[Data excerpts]
------------
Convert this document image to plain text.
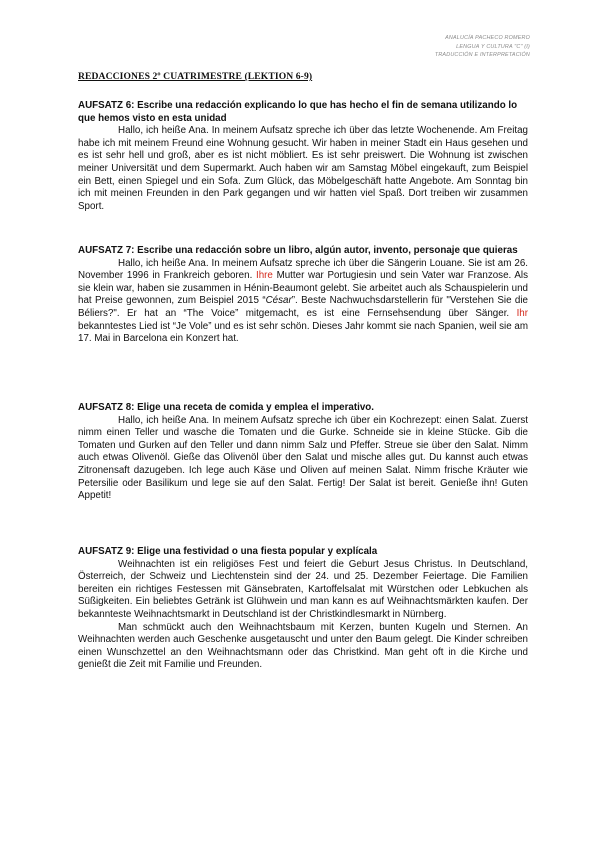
ANALUCÍA PACHECO ROMERO
LENGUA Y CULTURA "C" (I)
TRADUCCIÓN E INTERPRETACIÓN
REDACCIONES 2º CUATRIMESTRE (LEKTION 6-9)

AUFSATZ 6: Escribe una redacción explicando lo que has hecho el fin de semana utilizando lo que hemos visto en esta unidad

Hallo, ich heiße Ana. In meinem Aufsatz spreche ich über das letzte Wochenende. Am Freitag habe ich mit meinem Freund eine Wohnung gesucht. Wir haben in meiner Stadt ein Haus gesehen und es ist sehr hell und groß, aber es ist nicht möbliert. Es ist sehr preiswert. Die Wohnung ist zwischen meiner Universität und dem Supermarkt. Auch haben wir am Samstag Möbel eingekauft, zum Beispiel ein Bett, einen Spiegel und ein Sofa. Zum Glück, das Möbelgeschäft hatte Angebote. Am Sonntag bin ich mit meinen Freunden in den Park gegangen und wir hatten viel Spaß. Dort treiben wir zusammen Sport.

AUFSATZ 7: Escribe una redacción sobre un libro, algún autor, invento, personaje que quieras

Hallo, ich heiße Ana. In meinem Aufsatz spreche ich über die Sängerin Louane. Sie ist am 26. November 1996 in Frankreich geboren. Ihre Mutter war Portugiesin und sein Vater war Franzose. Als sie klein war, haben sie zusammen in Hénin-Beaumont gelebt. Sie arbeitet auch als Schauspielerin und hat Preise gewonnen, zum Beispiel 2015 “César”. Beste Nachwuchsdarstellerin für "Verstehen Sie die Béliers?". Er hat an “The Voice” mitgemacht, es ist eine Fernsehsendung über Sänger. Ihr bekanntestes Lied ist “Je Vole” und es ist sehr schön. Dieses Jahr kommt sie nach Spanien, weil sie am 17. Mai in Barcelona ein Konzert hat.

AUFSATZ 8: Elige una receta de comida y emplea el imperativo.

Hallo, ich heiße Ana. In meinem Aufsatz spreche ich über ein Kochrezept: einen Salat. Zuerst nimm einen Teller und wasche die Tomaten und die Gurke. Schneide sie in kleine Stücke. Gib die Tomaten und Gurken auf den Teller und dann nimm Salz und Pfeffer. Streue sie über den Salat. Nimm auch etwas Olivenöl. Gieße das Olivenöl über den Salat und mische alles gut. Du kannst auch etwas Zitronensaft dazugeben. Ich lege auch Käse und Oliven auf meinen Salat. Nimm frische Kräuter wie Petersilie oder Basilikum und lege sie auf den Salat. Fertig! Der Salat ist bereit. Genieße ihn! Guten Appetit!

AUFSATZ 9: Elige una festividad o una fiesta popular y explícala

Weihnachten ist ein religiöses Fest und feiert die Geburt Jesus Christus. In Deutschland, Österreich, der Schweiz und Liechtenstein sind der 24. und 25. Dezember Feiertage. Die Familien bereiten ein richtiges Festessen mit Gänsebraten, Kartoffelsalat mit Würstchen oder Lebkuchen als Süßigkeiten. Ein beliebtes Getränk ist Glühwein und man kann es auf Weihnachtsmärkten kaufen. Der bekannteste Weihnachtsmarkt in Deutschland ist der Christkindlesmarkt in Nürnberg.

Man schmückt auch den Weihnachtsbaum mit Kerzen, bunten Kugeln und Sternen. An Weihnachten werden auch Geschenke ausgetauscht und unter den Baum gelegt. Die Kinder schreiben einen Wunschzettel an den Weihnachtsmann oder das Christkind. Man geht oft in die Kirche und genießt die Zeit mit Familie und Freunden.
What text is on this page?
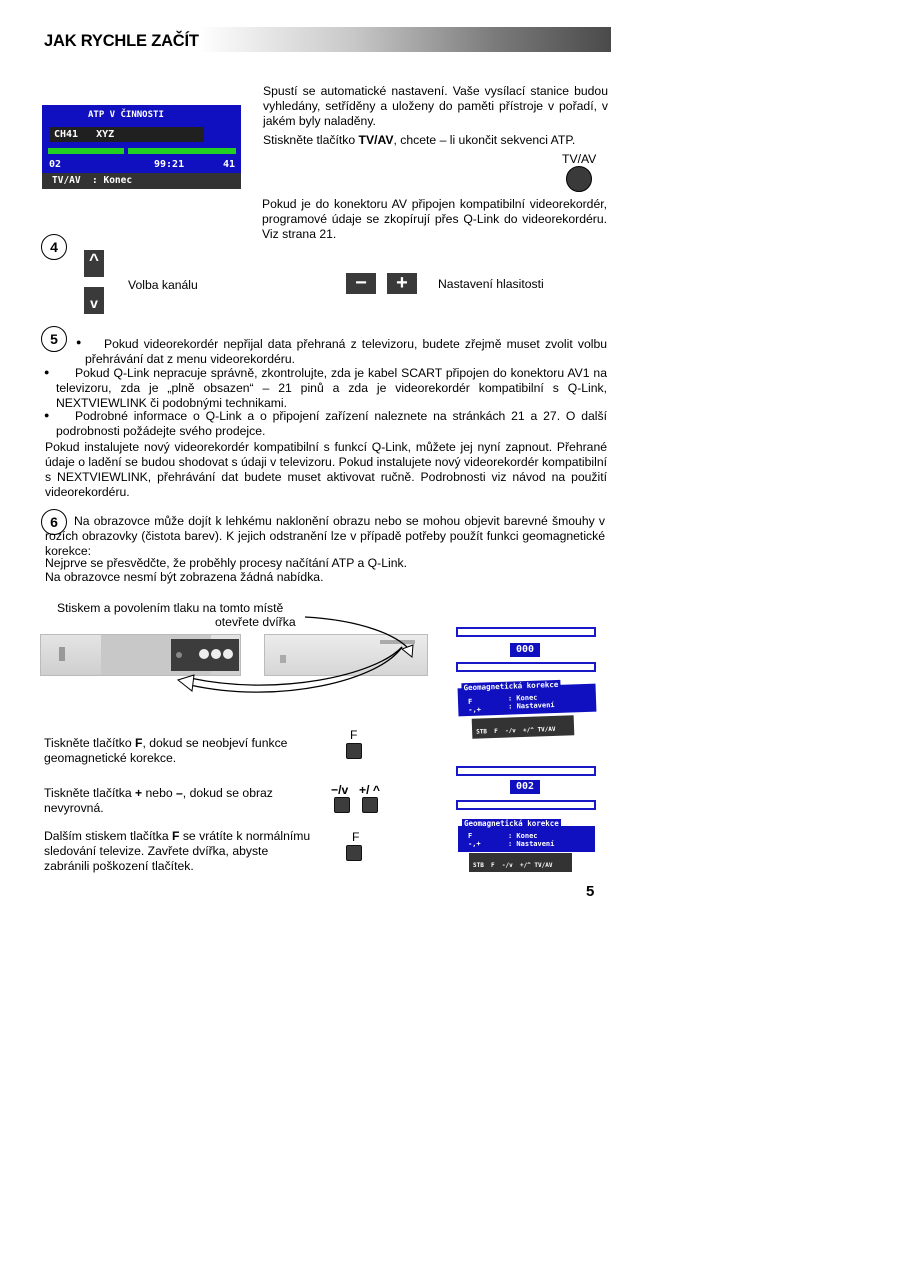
JAK RYCHLE ZAČÍT
ATP V ČINNOSTI
CH41   XYZ
02	99:21	41
TV/AV  : Konec
Spustí se automatické nastavení. Vaše vysílací stanice budou vyhledány, setříděny a uloženy do paměti přístroje v pořadí, v jakém byly naladěny.
Stiskněte tlačítko TV/AV, chcete – li ukončit sekvenci ATP.
TV/AV
Pokud je do konektoru AV připojen kompatibilní videorekordér, programové údaje se zkopírují přes Q-Link do videorekordéru. Viz strana 21.
4
^
v
Volba kanálu	−	+	Nastavení hlasitosti
5	●	Pokud videorekordér nepřijal data přehraná z televizoru, budete zřejmě muset zvolit volbu přehrávání dat z menu videorekordéru.
●	Pokud Q-Link nepracuje správně, zkontrolujte, zda je kabel SCART připojen do konektoru AV1 na televizoru, zda je „plně obsazen“ – 21 pinů a zda je videorekordér kompatibilní s Q-Link, NEXTVIEWLINK či podobnými technikami.
●	Podrobné informace o Q-Link a o připojení zařízení naleznete na stránkách 21 a 27. O další podrobnosti požádejte svého prodejce.
Pokud instalujete nový videorekordér kompatibilní s funkcí Q-Link, můžete jej nyní zapnout. Přehrané údaje o ladění se budou shodovat s údaji v televizoru. Pokud instalujete nový videorekordér kompatibilní s NEXTVIEWLINK, přehrávání dat budete muset aktivovat ručně. Podrobnosti viz návod na použití videorekordéru.
6	Na obrazovce může dojít k lehkému naklonění obrazu nebo se mohou objevit barevné šmouhy v rozích obrazovky (čistota barev). K jejich odstranění lze v případě potřeby použít funkci geomagnetické korekce:
Nejprve se přesvědčte, že proběhly procesy načítání ATP a Q-Link.
Na obrazovce nesmí být zobrazena žádná nabídka.
Stiskem a povolením tlaku na tomto místě
otevřete dvířka
000
Geomagnetická korekce
F	: Konec
-,+	: Nastavení
STB  F  -/v  +/^ TV/AV
002
Geomagnetická korekce
F	: Konec
-,+	: Nastavení
STB  F  -/v  +/^ TV/AV
Tiskněte tlačítko F, dokud se neobjeví funkce geomagnetické korekce.
F
Tiskněte tlačítka + nebo –, dokud se obraz nevyrovná.
−/v +/ ^
Dalším stiskem tlačítka F se vrátíte k normálnímu sledování televize. Zavřete dvířka, abyste zabránili poškození tlačítek.
F
5
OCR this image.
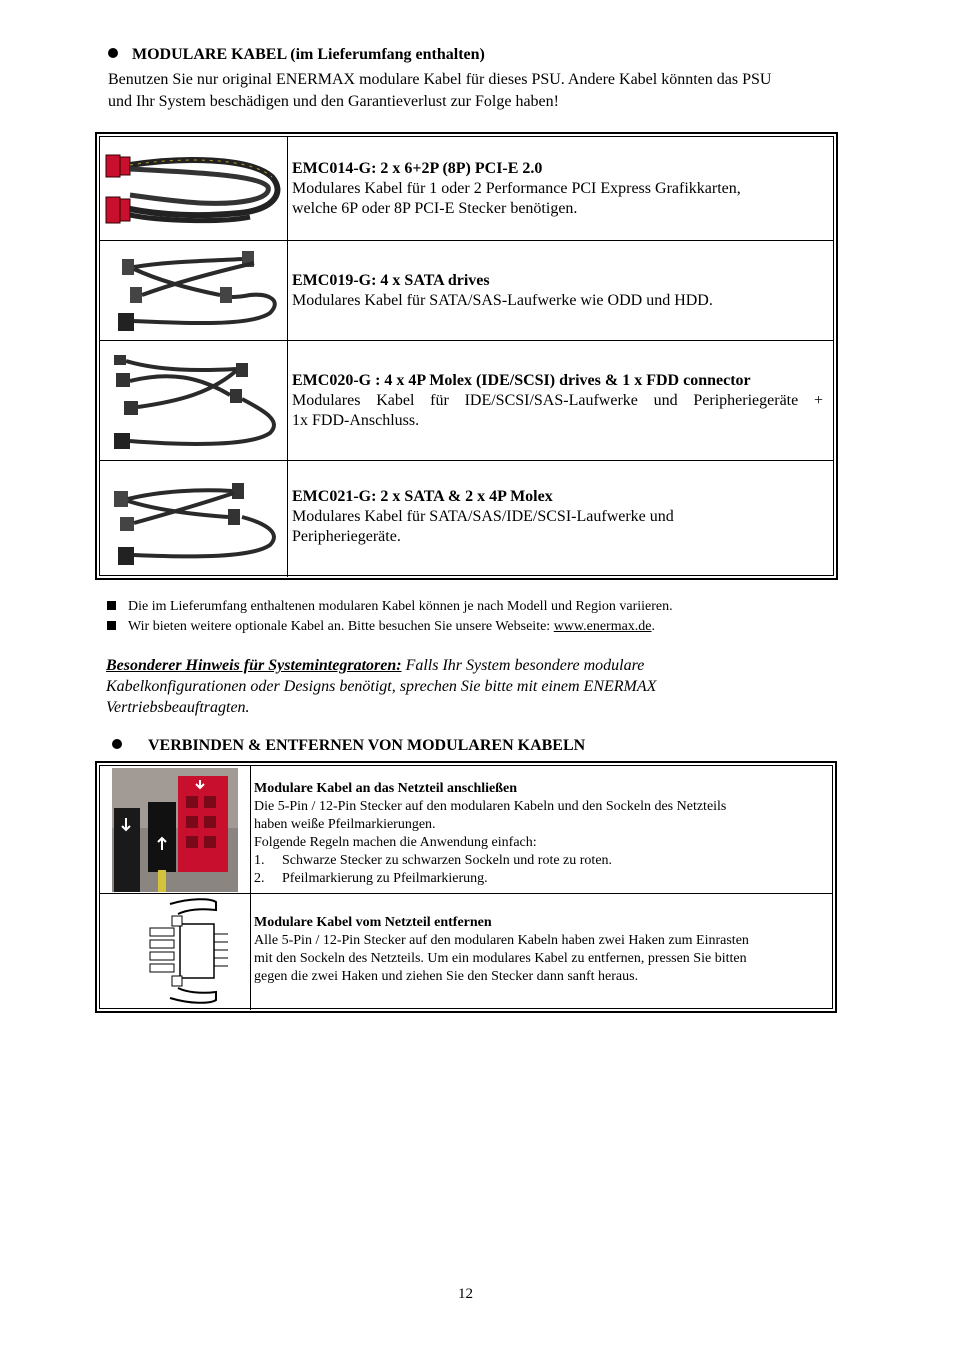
MODULARE KABEL (im Lieferumfang enthalten)
Benutzen Sie nur original ENERMAX modulare Kabel für dieses PSU. Andere Kabel könnten das PSU
und Ihr System beschädigen und den Garantieverlust zur Folge haben!
EMC014-G: 2 x 6+2P (8P) PCI-E 2.0
Modulares Kabel für 1 oder 2 Performance PCI Express Grafikkarten,
welche 6P oder 8P PCI-E Stecker benötigen.
EMC019-G: 4 x SATA drives
Modulares Kabel für SATA/SAS-Laufwerke wie ODD und HDD.
EMC020-G : 4 x 4P Molex (IDE/SCSI) drives & 1 x FDD connector
Modulares Kabel für IDE/SCSI/SAS-Laufwerke und Peripheriegeräte +
1x FDD-Anschluss.
EMC021-G: 2 x SATA & 2 x 4P Molex
Modulares Kabel für SATA/SAS/IDE/SCSI-Laufwerke und
Peripheriegeräte.
Die im Lieferumfang enthaltenen modularen Kabel können je nach Modell und Region variieren.
Wir bieten weitere optionale Kabel an. Bitte besuchen Sie unsere Webseite: www.enermax.de.
Besonderer Hinweis für Systemintegratoren: Falls Ihr System besondere modulare
Kabelkonfigurationen oder Designs benötigt, sprechen Sie bitte mit einem ENERMAX
Vertriebsbeauftragten.
VERBINDEN & ENTFERNEN VON MODULAREN KABELN
Modulare Kabel an das Netzteil anschließen
Die 5-Pin / 12-Pin Stecker auf den modularen Kabeln und den Sockeln des Netzteils
haben weiße Pfeilmarkierungen.
Folgende Regeln machen die Anwendung einfach:
1. Schwarze Stecker zu schwarzen Sockeln und rote zu roten.
2. Pfeilmarkierung zu Pfeilmarkierung.
Modulare Kabel vom Netzteil entfernen
Alle 5-Pin / 12-Pin Stecker auf den modularen Kabeln haben zwei Haken zum Einrasten
mit den Sockeln des Netzteils. Um ein modulares Kabel zu entfernen, pressen Sie bitten
gegen die zwei Haken und ziehen Sie den Stecker dann sanft heraus.
12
------------
*To do*.
In the lines above, find each one with "tlačítka" and list it.

*Full answer*.
Tiskněte tlačítka + nebo –, dokud se obraz nevyrovná.
Dalším stiskem tlačítka F se vrátíte k normálnímu sledování televize. Zavřete dvířka, abyste zabránili poškození tlačítek.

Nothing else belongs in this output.